> [WRITTEN REQUEST]:
Pull every line containing "Listen" from the entries.
Begin DATA EXTRACT
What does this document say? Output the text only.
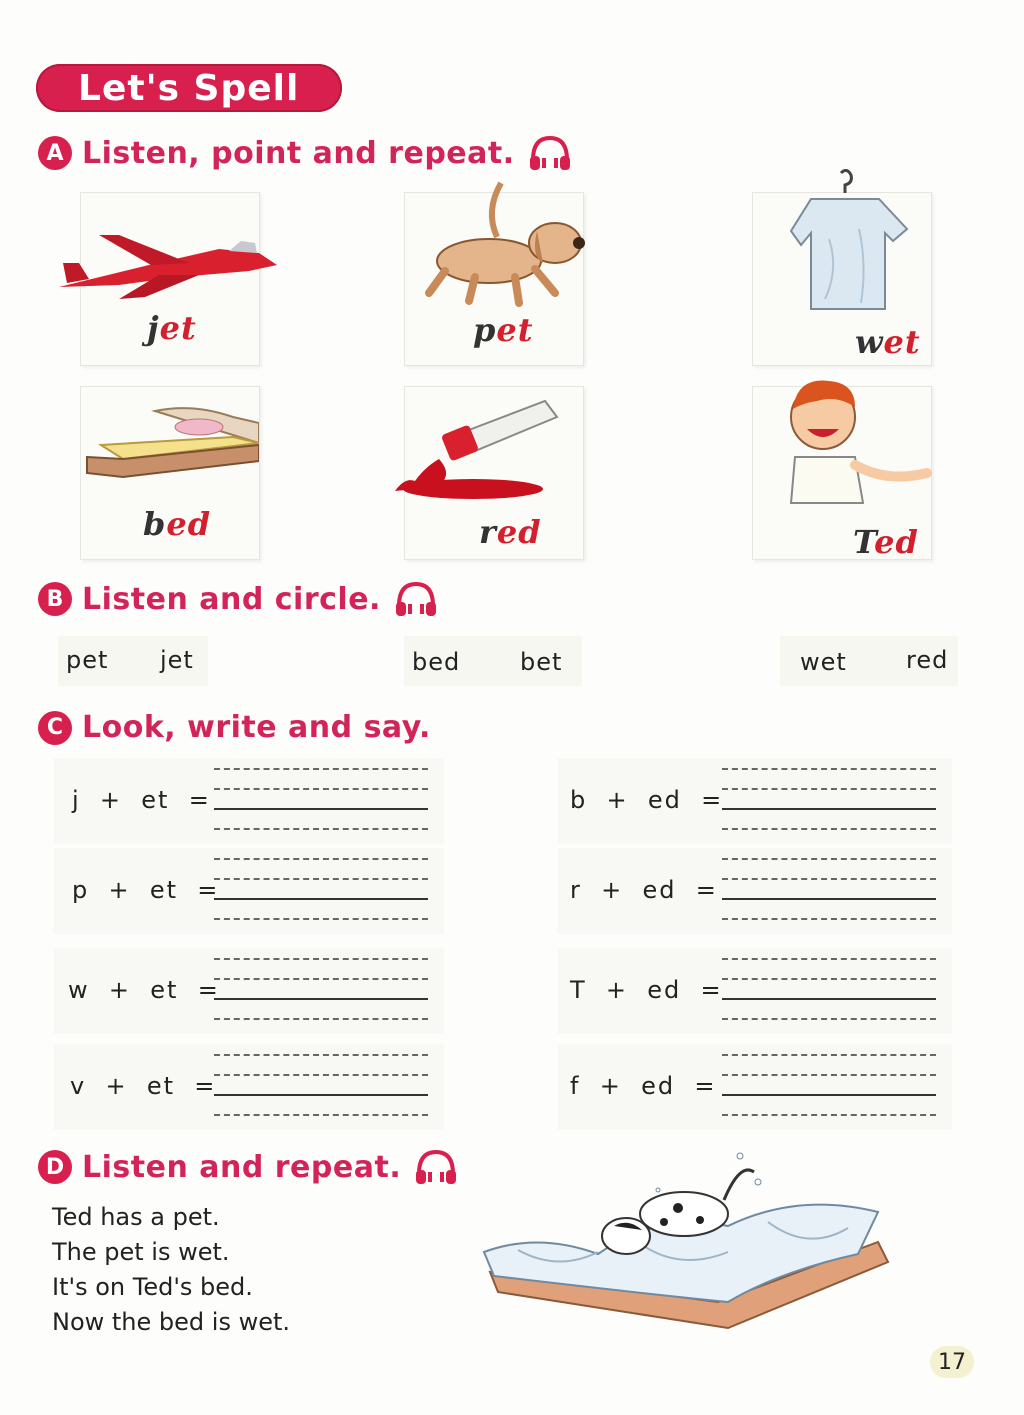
Let's Spell
A Listen, point and repeat.
jet	pet	wet
bed	red	Ted
B Listen and circle.
pet jet	bed bet	wet red
C Look, write and say.
j  +  et  =	b  +  ed  =
p  +  et  =	r  +  ed  =
w  +  et  =	T  +  ed  =
v  +  et  =	f  +  ed  =
D Listen and repeat.
Ted has a pet.
The pet is wet.
It's on Ted's bed.
Now the bed is wet.
17
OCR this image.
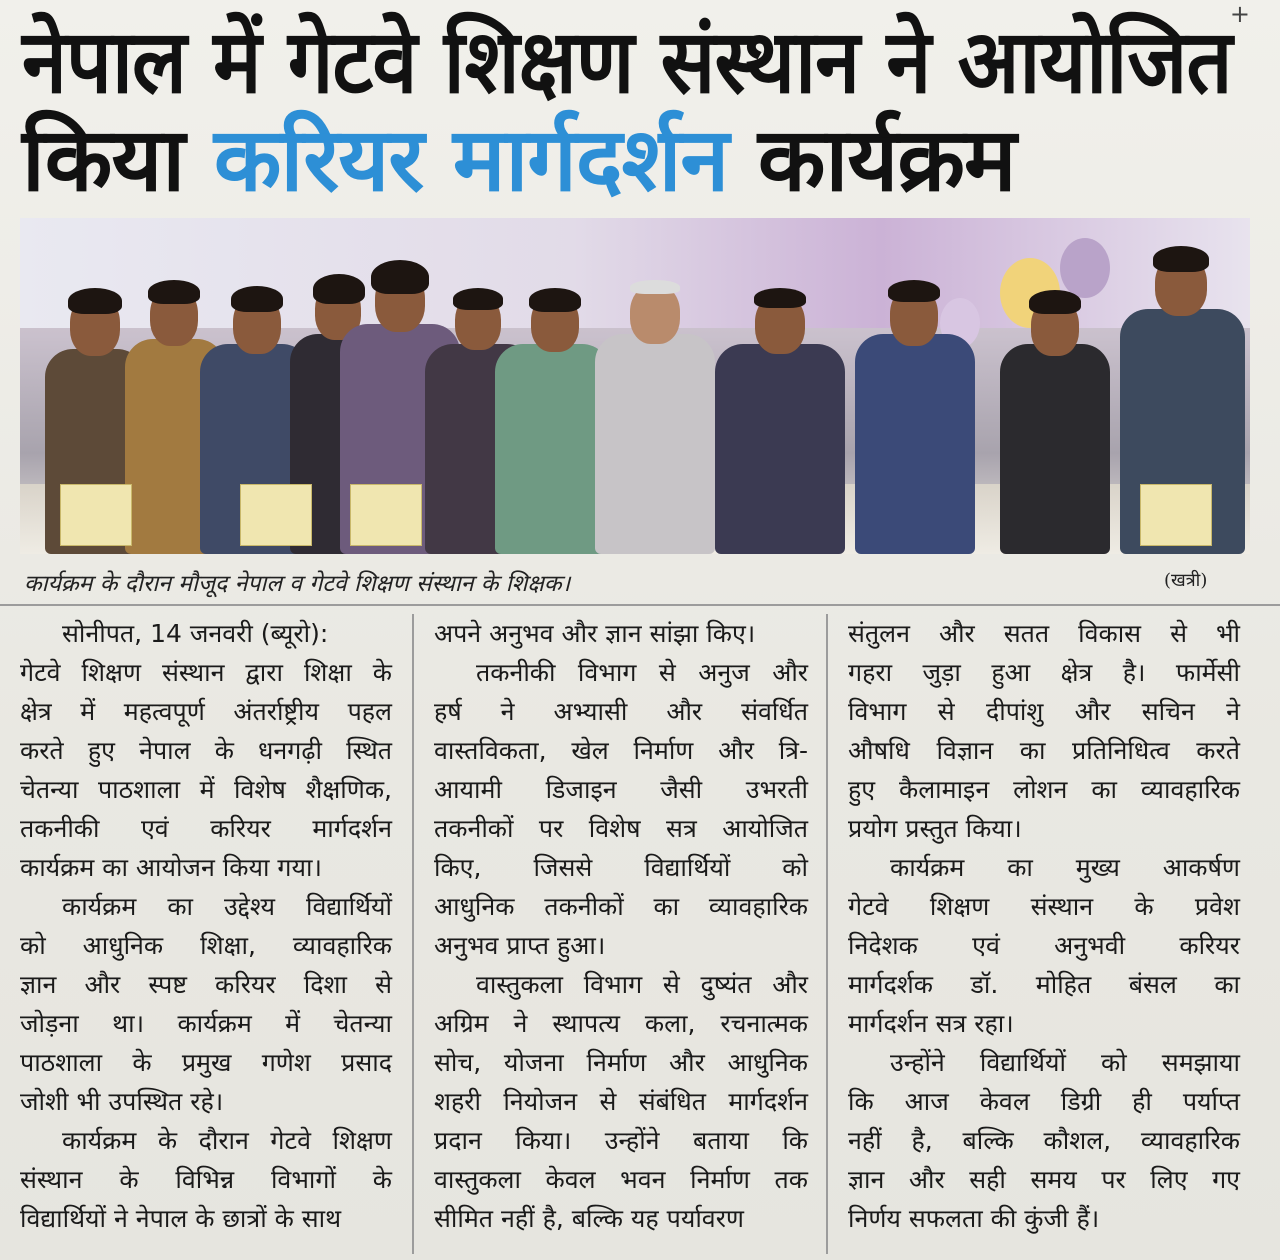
+
नेपाल में गेटवे शिक्षण संस्थान ने आयोजित
किया करियर मार्गदर्शन कार्यक्रम
कार्यक्रम के दौरान मौजूद नेपाल व गेटवे शिक्षण संस्थान के शिक्षक।	(खत्री)
सोनीपत, 14 जनवरी (ब्यूरो):
गेटवे शिक्षण संस्थान द्वारा शिक्षा के
क्षेत्र में महत्वपूर्ण अंतर्राष्ट्रीय पहल
करते हुए नेपाल के धनगढ़ी स्थित
चेतन्या पाठशाला में विशेष शैक्षणिक,
तकनीकी एवं करियर मार्गदर्शन
कार्यक्रम का आयोजन किया गया।
कार्यक्रम का उद्देश्य विद्यार्थियों
को आधुनिक शिक्षा, व्यावहारिक
ज्ञान और स्पष्ट करियर दिशा से
जोड़ना था। कार्यक्रम में चेतन्या
पाठशाला के प्रमुख गणेश प्रसाद
जोशी भी उपस्थित रहे।
कार्यक्रम के दौरान गेटवे शिक्षण
संस्थान के विभिन्न विभागों के
विद्यार्थियों ने नेपाल के छात्रों के साथ
अपने अनुभव और ज्ञान सांझा किए।
तकनीकी विभाग से अनुज और
हर्ष ने अभ्यासी और संवर्धित
वास्तविकता, खेल निर्माण और त्रि-
आयामी डिजाइन जैसी उभरती
तकनीकों पर विशेष सत्र आयोजित
किए, जिससे विद्यार्थियों को
आधुनिक तकनीकों का व्यावहारिक
अनुभव प्राप्त हुआ।
वास्तुकला विभाग से दुष्यंत और
अग्रिम ने स्थापत्य कला, रचनात्मक
सोच, योजना निर्माण और आधुनिक
शहरी नियोजन से संबंधित मार्गदर्शन
प्रदान किया। उन्होंने बताया कि
वास्तुकला केवल भवन निर्माण तक
सीमित नहीं है, बल्कि यह पर्यावरण
संतुलन और सतत विकास से भी
गहरा जुड़ा हुआ क्षेत्र है। फार्मेसी
विभाग से दीपांशु और सचिन ने
औषधि विज्ञान का प्रतिनिधित्व करते
हुए कैलामाइन लोशन का व्यावहारिक
प्रयोग प्रस्तुत किया।
कार्यक्रम का मुख्य आकर्षण
गेटवे शिक्षण संस्थान के प्रवेश
निदेशक एवं अनुभवी करियर
मार्गदर्शक डॉ. मोहित बंसल का
मार्गदर्शन सत्र रहा।
उन्होंने विद्यार्थियों को समझाया
कि आज केवल डिग्री ही पर्याप्त
नहीं है, बल्कि कौशल, व्यावहारिक
ज्ञान और सही समय पर लिए गए
निर्णय सफलता की कुंजी हैं।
End DATA EXTRACT
> [RESULT FOR THIS EXERCISE]:
A Listen, point and repeat.
B Listen and circle.
D Listen and repeat.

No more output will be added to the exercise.